**STATED PROBLEM**. Transcribe each line of the material as it is, and drop any picture.

**DATA SHOWN**.
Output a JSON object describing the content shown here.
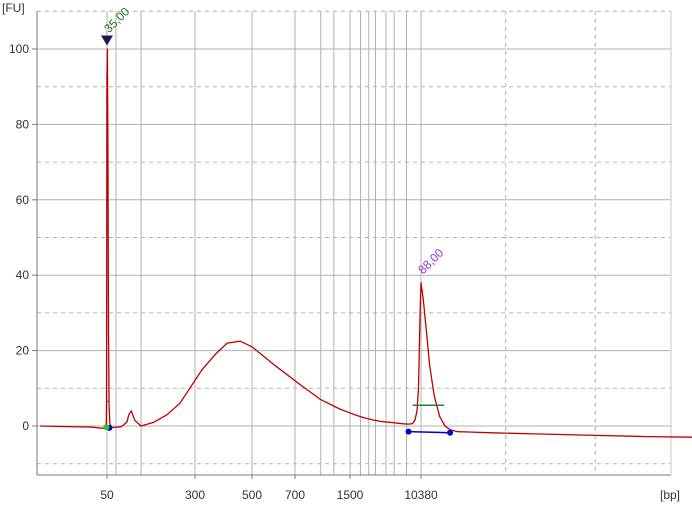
{
  "chart_data": {
    "type": "line",
    "title": "",
    "ylabel": "[FU]",
    "xlabel": "[bp]",
    "x_scale": "log",
    "ylim": [
      -13,
      110
    ],
    "grid": true,
    "legend": "none",
    "y_ticks": [
      0,
      20,
      40,
      60,
      80,
      100
    ],
    "x_ticks": [
      {
        "value": 50,
        "label": "50"
      },
      {
        "value": 300,
        "label": "300"
      },
      {
        "value": 500,
        "label": "500"
      },
      {
        "value": 700,
        "label": "700"
      },
      {
        "value": 1500,
        "label": "1500"
      },
      {
        "value": 10380,
        "label": "10380"
      }
    ],
    "x_gridlines": [
      50,
      60,
      100,
      300,
      500,
      700,
      1000,
      1200,
      1500,
      2000,
      2500,
      3000,
      4000,
      5000,
      7000,
      10380
    ],
    "colors": {
      "trace": "#c00000",
      "baseline": "#0000cc",
      "grid": "#b0b0b0",
      "axis": "#7a7a7a",
      "lower_marker_label": "#1a7a1a",
      "upper_marker_label": "#9b30d0",
      "marker_triangle": "#1a1a5a",
      "green_dot": "#22cc22",
      "blue_dot": "#0000cc",
      "peak_width": "#2a7a4a"
    },
    "annotations": [
      {
        "label": "35,00",
        "x": 50,
        "y": 102,
        "color": "#1a7a1a"
      },
      {
        "label": "88,00",
        "x": 10380,
        "y": 38,
        "color": "#9b30d0"
      }
    ],
    "series": [
      {
        "x": [
          1,
          20,
          40,
          46,
          48,
          48.6,
          49.2,
          49.8,
          50.4,
          51,
          51.6,
          52.2,
          53,
          55,
          58,
          62,
          66,
          70,
          72,
          75,
          78,
          82,
          88,
          100,
          130,
          170,
          220,
          270,
          320,
          360,
          400,
          450,
          500,
          600,
          750,
          1000,
          1300,
          1700,
          2200,
          2800,
          3500,
          4300,
          5200,
          6200,
          7300,
          8200,
          8800,
          9300,
          9700,
          10000,
          10200,
          10380,
          10550,
          10800,
          11100,
          11500,
          12000,
          12500,
          13000,
          13800,
          15000,
          18000,
          25000,
          40000,
          60000,
          90000
        ],
        "y": [
          0,
          -0.3,
          -0.6,
          -0.4,
          1,
          6,
          40,
          92,
          100,
          70,
          25,
          5,
          0.5,
          -0.3,
          -0.4,
          -0.3,
          -0.2,
          0.2,
          0.6,
          1,
          3,
          4,
          1.5,
          0,
          1,
          3,
          6,
          10,
          15,
          19,
          22,
          22.5,
          21,
          16,
          11,
          7,
          4.5,
          3,
          2.2,
          1.6,
          1.2,
          1.0,
          0.8,
          0.6,
          0.5,
          0.6,
          1.5,
          4,
          10,
          24,
          33,
          38,
          34,
          26,
          16,
          8,
          2.5,
          0,
          -1,
          -1.5,
          -1.6,
          -1.8,
          -2.1,
          -2.5,
          -2.8,
          -3.0
        ]
      }
    ],
    "baseline_points": [
      {
        "x": 52.5,
        "y": -0.5
      },
      {
        "x": 7400,
        "y": -1.5
      },
      {
        "x": 13000,
        "y": -1.8
      }
    ],
    "green_point": {
      "x": 48.2,
      "y": -0.3
    },
    "peak_widths": [
      {
        "x1": 49,
        "x2": 52.4,
        "y": 6.5
      },
      {
        "x1": 8300,
        "x2": 12400,
        "y": 5.5
      }
    ]
  }
}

**THE RESULT**.
Output a JSON object describing the content shown here.
{
  "chart_data": {
    "type": "line",
    "title": "",
    "ylabel": "[FU]",
    "xlabel": "[bp]",
    "x_scale": "log",
    "ylim": [
      -13,
      110
    ],
    "grid": true,
    "legend": "none",
    "y_ticks": [
      0,
      20,
      40,
      60,
      80,
      100
    ],
    "x_ticks": [
      {
        "value": 50,
        "label": "50"
      },
      {
        "value": 300,
        "label": "300"
      },
      {
        "value": 500,
        "label": "500"
      },
      {
        "value": 700,
        "label": "700"
      },
      {
        "value": 1500,
        "label": "1500"
      },
      {
        "value": 10380,
        "label": "10380"
      }
    ],
    "x_gridlines": [
      50,
      60,
      100,
      300,
      500,
      700,
      1000,
      1200,
      1500,
      2000,
      2500,
      3000,
      4000,
      5000,
      7000,
      10380
    ],
    "colors": {
      "trace": "#c00000",
      "baseline": "#0000cc",
      "grid": "#b0b0b0",
      "axis": "#7a7a7a",
      "lower_marker_label": "#1a7a1a",
      "upper_marker_label": "#9b30d0",
      "marker_triangle": "#1a1a5a",
      "green_dot": "#22cc22",
      "blue_dot": "#0000cc",
      "peak_width": "#2a7a4a"
    },
    "annotations": [
      {
        "label": "35,00",
        "x": 50,
        "y": 102,
        "color": "#1a7a1a"
      },
      {
        "label": "88,00",
        "x": 10380,
        "y": 38,
        "color": "#9b30d0"
      }
    ],
    "series": [
      {
        "x": [
          1,
          20,
          40,
          46,
          48,
          48.6,
          49.2,
          49.8,
          50.4,
          51,
          51.6,
          52.2,
          53,
          55,
          58,
          62,
          66,
          70,
          72,
          75,
          78,
          82,
          88,
          100,
          130,
          170,
          220,
          270,
          320,
          360,
          400,
          450,
          500,
          600,
          750,
          1000,
          1300,
          1700,
          2200,
          2800,
          3500,
          4300,
          5200,
          6200,
          7300,
          8200,
          8800,
          9300,
          9700,
          10000,
          10200,
          10380,
          10550,
          10800,
          11100,
          11500,
          12000,
          12500,
          13000,
          13800,
          15000,
          18000,
          25000,
          40000,
          60000,
          90000
        ],
        "y": [
          0,
          -0.3,
          -0.6,
          -0.4,
          1,
          6,
          40,
          92,
          100,
          70,
          25,
          5,
          0.5,
          -0.3,
          -0.4,
          -0.3,
          -0.2,
          0.2,
          0.6,
          1,
          3,
          4,
          1.5,
          0,
          1,
          3,
          6,
          10,
          15,
          19,
          22,
          22.5,
          21,
          16,
          11,
          7,
          4.5,
          3,
          2.2,
          1.6,
          1.2,
          1.0,
          0.8,
          0.6,
          0.5,
          0.6,
          1.5,
          4,
          10,
          24,
          33,
          38,
          34,
          26,
          16,
          8,
          2.5,
          0,
          -1,
          -1.5,
          -1.6,
          -1.8,
          -2.1,
          -2.5,
          -2.8,
          -3.0
        ]
      }
    ],
    "baseline_points": [
      {
        "x": 52.5,
        "y": -0.5
      },
      {
        "x": 7400,
        "y": -1.5
      },
      {
        "x": 13000,
        "y": -1.8
      }
    ],
    "green_point": {
      "x": 48.2,
      "y": -0.3
    },
    "peak_widths": [
      {
        "x1": 49,
        "x2": 52.4,
        "y": 6.5
      },
      {
        "x1": 8300,
        "x2": 12400,
        "y": 5.5
      }
    ]
  }
}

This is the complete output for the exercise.